Exercise details: Look through the data below and, wherever a line carries the word "miqdori", please copy that line.

Given data:
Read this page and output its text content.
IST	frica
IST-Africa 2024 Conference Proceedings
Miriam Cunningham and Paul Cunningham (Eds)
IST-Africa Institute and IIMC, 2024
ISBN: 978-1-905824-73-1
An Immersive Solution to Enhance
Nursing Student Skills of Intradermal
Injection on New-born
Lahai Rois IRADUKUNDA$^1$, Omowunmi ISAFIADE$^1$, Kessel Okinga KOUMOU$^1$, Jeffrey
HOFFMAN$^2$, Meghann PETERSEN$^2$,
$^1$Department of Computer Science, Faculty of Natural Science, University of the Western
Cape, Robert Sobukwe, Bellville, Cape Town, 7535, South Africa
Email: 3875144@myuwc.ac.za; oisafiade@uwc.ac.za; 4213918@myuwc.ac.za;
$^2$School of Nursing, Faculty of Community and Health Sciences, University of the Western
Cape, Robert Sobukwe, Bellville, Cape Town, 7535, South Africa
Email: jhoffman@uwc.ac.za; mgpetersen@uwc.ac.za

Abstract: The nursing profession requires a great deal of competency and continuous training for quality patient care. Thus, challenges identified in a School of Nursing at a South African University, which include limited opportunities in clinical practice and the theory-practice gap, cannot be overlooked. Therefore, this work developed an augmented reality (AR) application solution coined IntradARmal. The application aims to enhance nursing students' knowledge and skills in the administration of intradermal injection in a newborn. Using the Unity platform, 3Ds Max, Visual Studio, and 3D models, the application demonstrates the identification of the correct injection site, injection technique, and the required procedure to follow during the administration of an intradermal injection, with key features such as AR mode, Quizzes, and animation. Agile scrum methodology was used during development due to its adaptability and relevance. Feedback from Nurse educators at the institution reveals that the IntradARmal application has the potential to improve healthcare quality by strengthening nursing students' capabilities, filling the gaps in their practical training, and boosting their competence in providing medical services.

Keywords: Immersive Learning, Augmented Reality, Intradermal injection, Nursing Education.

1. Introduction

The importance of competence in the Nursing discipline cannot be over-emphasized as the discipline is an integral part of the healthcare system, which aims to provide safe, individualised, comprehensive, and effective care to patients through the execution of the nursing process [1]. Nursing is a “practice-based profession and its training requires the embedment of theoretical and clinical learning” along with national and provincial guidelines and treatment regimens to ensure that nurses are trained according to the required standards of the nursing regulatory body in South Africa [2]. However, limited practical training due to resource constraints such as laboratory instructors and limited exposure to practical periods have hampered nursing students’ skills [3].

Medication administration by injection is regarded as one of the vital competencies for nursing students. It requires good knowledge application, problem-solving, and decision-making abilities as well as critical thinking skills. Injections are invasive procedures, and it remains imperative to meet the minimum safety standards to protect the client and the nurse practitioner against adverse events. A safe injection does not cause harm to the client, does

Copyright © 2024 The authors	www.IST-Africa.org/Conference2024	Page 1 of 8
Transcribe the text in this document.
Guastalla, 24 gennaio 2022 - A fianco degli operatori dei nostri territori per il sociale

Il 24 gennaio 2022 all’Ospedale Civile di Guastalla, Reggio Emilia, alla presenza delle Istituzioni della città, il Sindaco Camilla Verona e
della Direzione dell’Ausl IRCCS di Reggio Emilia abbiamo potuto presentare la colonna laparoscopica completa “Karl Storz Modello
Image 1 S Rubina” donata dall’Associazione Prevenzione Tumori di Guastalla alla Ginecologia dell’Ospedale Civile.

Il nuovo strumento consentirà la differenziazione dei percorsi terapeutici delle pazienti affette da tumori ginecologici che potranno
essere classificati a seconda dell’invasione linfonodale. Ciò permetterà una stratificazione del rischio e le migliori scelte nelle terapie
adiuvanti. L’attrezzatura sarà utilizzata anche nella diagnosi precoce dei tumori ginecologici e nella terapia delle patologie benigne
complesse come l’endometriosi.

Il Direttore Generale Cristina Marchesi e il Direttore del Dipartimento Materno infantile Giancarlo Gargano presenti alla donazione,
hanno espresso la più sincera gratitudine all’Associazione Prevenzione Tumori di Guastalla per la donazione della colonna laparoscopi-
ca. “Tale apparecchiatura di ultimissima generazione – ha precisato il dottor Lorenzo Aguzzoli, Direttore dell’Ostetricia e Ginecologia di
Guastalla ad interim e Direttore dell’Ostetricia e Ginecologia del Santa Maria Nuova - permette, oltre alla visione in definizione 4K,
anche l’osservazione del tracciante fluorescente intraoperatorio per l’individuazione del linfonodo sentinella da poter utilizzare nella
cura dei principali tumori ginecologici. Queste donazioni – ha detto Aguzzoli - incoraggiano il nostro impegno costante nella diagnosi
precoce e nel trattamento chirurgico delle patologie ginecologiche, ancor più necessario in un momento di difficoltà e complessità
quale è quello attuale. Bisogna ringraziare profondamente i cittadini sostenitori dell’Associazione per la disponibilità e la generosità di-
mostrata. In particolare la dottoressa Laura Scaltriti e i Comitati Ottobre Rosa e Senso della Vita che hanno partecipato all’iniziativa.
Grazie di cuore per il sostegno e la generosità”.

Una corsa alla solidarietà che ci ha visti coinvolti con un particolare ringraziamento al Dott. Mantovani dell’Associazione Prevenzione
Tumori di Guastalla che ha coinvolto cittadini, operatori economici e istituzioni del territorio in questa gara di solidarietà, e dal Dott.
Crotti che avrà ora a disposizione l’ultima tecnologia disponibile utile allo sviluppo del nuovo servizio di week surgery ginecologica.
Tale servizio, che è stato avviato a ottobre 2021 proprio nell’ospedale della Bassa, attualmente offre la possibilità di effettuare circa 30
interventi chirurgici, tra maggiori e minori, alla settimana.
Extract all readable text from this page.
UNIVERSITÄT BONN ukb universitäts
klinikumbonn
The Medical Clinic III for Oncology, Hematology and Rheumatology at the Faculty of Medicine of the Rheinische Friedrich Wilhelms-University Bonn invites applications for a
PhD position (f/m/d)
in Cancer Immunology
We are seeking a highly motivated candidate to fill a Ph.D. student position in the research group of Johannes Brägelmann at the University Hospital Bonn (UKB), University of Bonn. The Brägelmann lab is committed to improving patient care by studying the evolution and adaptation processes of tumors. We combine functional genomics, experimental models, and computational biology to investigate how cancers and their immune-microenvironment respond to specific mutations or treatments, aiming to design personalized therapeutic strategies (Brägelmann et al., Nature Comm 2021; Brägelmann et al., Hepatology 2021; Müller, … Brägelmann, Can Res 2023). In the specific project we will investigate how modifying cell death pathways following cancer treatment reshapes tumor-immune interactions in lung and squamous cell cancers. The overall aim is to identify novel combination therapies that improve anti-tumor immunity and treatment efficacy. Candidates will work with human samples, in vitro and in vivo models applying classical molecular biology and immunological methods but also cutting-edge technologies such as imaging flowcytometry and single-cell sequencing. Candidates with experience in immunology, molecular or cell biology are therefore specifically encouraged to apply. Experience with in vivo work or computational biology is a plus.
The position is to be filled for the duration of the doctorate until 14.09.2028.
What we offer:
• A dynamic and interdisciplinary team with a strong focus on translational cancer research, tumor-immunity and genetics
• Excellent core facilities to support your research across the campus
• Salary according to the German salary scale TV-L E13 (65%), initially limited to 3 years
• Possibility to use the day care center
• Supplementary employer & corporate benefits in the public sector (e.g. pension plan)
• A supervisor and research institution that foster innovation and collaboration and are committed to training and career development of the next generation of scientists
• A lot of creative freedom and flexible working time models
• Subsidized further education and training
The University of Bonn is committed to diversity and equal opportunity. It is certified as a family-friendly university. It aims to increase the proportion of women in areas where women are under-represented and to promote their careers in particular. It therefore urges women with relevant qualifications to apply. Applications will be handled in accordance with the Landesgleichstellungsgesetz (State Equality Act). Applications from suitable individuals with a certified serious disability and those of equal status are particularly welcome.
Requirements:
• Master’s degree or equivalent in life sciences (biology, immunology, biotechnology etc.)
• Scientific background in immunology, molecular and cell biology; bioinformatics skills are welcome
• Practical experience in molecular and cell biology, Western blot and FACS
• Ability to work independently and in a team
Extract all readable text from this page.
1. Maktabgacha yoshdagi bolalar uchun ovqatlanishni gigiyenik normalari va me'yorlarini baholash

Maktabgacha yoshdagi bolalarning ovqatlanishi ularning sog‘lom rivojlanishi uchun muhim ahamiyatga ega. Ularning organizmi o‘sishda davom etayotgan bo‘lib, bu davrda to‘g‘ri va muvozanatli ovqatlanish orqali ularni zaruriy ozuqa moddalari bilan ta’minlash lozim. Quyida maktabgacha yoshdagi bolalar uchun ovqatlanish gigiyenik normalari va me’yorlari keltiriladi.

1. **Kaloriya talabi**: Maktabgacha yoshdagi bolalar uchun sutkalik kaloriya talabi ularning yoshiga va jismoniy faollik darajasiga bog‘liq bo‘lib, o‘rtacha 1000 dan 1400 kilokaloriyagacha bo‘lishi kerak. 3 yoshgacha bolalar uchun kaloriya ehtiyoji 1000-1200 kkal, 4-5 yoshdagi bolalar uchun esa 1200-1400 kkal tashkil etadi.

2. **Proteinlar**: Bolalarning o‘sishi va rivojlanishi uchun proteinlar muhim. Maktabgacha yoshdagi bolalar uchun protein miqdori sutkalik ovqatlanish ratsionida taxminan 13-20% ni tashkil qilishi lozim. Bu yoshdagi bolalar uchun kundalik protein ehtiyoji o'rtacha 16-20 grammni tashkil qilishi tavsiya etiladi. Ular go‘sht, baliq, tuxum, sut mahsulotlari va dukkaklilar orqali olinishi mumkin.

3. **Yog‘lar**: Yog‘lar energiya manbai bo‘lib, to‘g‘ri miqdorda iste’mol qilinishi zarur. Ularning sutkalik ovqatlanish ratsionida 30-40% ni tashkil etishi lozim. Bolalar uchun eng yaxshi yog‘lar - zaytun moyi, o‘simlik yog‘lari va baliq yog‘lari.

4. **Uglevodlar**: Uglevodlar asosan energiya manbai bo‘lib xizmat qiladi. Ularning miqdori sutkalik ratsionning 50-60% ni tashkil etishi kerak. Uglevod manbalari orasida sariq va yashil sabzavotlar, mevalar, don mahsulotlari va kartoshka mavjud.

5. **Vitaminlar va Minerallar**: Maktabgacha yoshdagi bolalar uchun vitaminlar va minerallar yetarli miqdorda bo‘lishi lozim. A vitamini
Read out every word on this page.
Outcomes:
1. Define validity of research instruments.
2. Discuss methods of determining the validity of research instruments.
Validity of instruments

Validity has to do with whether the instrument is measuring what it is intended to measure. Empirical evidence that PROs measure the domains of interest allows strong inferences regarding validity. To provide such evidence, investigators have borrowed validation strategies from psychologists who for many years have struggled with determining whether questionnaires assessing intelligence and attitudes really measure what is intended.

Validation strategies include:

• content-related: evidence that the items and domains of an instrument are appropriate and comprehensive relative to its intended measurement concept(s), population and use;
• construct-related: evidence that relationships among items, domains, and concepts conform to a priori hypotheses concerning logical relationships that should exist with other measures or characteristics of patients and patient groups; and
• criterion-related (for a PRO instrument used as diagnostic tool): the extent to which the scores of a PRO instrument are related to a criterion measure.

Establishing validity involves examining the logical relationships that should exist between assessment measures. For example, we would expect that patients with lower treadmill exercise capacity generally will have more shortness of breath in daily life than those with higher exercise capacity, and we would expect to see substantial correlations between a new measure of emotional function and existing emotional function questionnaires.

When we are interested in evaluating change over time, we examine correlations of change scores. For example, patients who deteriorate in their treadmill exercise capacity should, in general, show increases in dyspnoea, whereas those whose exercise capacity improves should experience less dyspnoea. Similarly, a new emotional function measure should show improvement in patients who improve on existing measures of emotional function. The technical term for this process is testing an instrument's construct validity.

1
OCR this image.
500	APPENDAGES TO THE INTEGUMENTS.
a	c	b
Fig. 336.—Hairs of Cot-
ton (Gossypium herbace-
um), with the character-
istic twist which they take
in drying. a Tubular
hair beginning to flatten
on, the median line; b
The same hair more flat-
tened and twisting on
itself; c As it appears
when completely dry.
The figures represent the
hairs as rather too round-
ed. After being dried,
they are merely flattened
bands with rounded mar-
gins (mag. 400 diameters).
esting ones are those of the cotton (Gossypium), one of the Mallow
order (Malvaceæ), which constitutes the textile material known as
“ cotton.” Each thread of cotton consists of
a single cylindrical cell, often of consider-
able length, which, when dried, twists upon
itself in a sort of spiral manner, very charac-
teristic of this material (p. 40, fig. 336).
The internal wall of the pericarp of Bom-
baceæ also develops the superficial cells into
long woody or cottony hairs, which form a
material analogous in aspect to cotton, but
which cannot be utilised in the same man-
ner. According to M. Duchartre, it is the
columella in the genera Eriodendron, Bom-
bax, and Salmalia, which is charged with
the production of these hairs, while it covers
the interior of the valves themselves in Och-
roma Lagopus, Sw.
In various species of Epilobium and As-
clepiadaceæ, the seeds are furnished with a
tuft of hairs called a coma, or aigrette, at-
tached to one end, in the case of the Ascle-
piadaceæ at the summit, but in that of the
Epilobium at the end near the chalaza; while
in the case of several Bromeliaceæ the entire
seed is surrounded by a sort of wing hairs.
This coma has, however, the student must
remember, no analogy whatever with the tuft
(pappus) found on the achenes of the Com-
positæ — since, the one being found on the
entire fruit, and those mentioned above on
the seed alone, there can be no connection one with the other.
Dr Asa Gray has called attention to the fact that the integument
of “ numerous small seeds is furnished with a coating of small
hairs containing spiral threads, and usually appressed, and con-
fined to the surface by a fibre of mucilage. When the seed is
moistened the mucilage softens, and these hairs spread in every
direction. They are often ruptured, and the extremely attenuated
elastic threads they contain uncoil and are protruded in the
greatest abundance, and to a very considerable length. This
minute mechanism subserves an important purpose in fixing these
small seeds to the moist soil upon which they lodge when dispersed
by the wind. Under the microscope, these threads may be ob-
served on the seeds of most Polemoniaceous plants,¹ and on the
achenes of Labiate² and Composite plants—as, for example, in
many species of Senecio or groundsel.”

Reply:
2. **Proteinlar**: Bolalarning o‘sishi va rivojlanishi uchun proteinlar muhim. Maktabgacha yoshdagi bolalar uchun protein miqdori sutkalik ovqatlanish ratsionida taxminan 13-20% ni tashkil qilishi lozim. Bu yoshdagi bolalar uchun kundalik protein ehtiyoji o'rtacha 16-20 grammni tashkil qilishi tavsiya etiladi. Ular go‘sht, baliq, tuxum, sut mahsulotlari va dukkaklilar orqali olinishi mumkin.
4. **Uglevodlar**: Uglevodlar asosan energiya manbai bo‘lib xizmat qiladi. Ularning miqdori sutkalik ratsionning 50-60% ni tashkil etishi kerak. Uglevod manbalari orasida sariq va yashil sabzavotlar, mevalar, don mahsulotlari va kartoshka mavjud.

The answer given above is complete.